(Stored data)
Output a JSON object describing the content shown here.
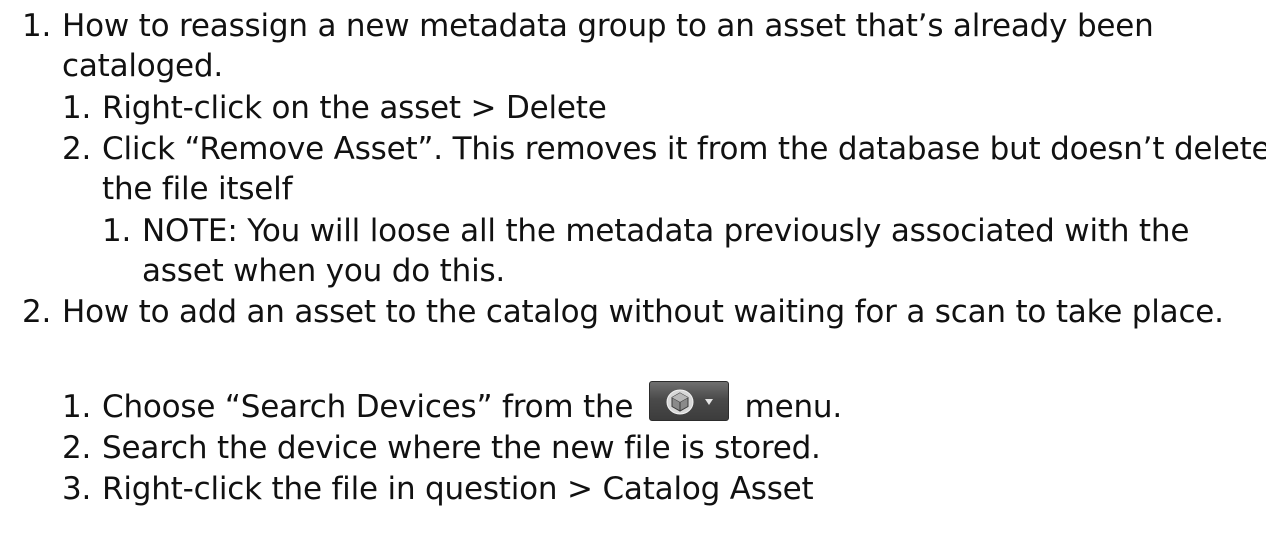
{
  "items": [
    {
      "number": "1.",
      "line1": "How to reassign a new metadata group to an asset that’s already been",
      "line2": "cataloged.",
      "subitems": [
        {
          "number": "1.",
          "text": "Right-click on the asset > Delete"
        },
        {
          "number": "2.",
          "line1": "Click “Remove Asset”. This removes it from the database but doesn’t delete",
          "line2": "the file itself",
          "subitems": [
            {
              "number": "1.",
              "line1": "NOTE: You will loose all the metadata previously associated with the",
              "line2": "asset when you do this."
            }
          ]
        }
      ]
    },
    {
      "number": "2.",
      "text": "How to add an asset to the catalog without waiting for a scan to take place.",
      "subitems": [
        {
          "number": "1.",
          "before_icon": "Choose “Search Devices” from the",
          "icon": "devices-dropdown-icon",
          "after_icon": "menu."
        },
        {
          "number": "2.",
          "text": "Search the device where the new file is stored."
        },
        {
          "number": "3.",
          "text": "Right-click the file in question > Catalog Asset"
        }
      ]
    }
  ]
}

Written request: Print out the material word for word, omitting the pictures.

Reply to the task:
Output a JSON object describing the content shown here.
{
  "items": [
    {
      "number": "1.",
      "line1": "How to reassign a new metadata group to an asset that’s already been",
      "line2": "cataloged.",
      "subitems": [
        {
          "number": "1.",
          "text": "Right-click on the asset > Delete"
        },
        {
          "number": "2.",
          "line1": "Click “Remove Asset”. This removes it from the database but doesn’t delete",
          "line2": "the file itself",
          "subitems": [
            {
              "number": "1.",
              "line1": "NOTE: You will loose all the metadata previously associated with the",
              "line2": "asset when you do this."
            }
          ]
        }
      ]
    },
    {
      "number": "2.",
      "text": "How to add an asset to the catalog without waiting for a scan to take place.",
      "subitems": [
        {
          "number": "1.",
          "before_icon": "Choose “Search Devices” from the",
          "icon": "devices-dropdown-icon",
          "after_icon": "menu."
        },
        {
          "number": "2.",
          "text": "Search the device where the new file is stored."
        },
        {
          "number": "3.",
          "text": "Right-click the file in question > Catalog Asset"
        }
      ]
    }
  ]
}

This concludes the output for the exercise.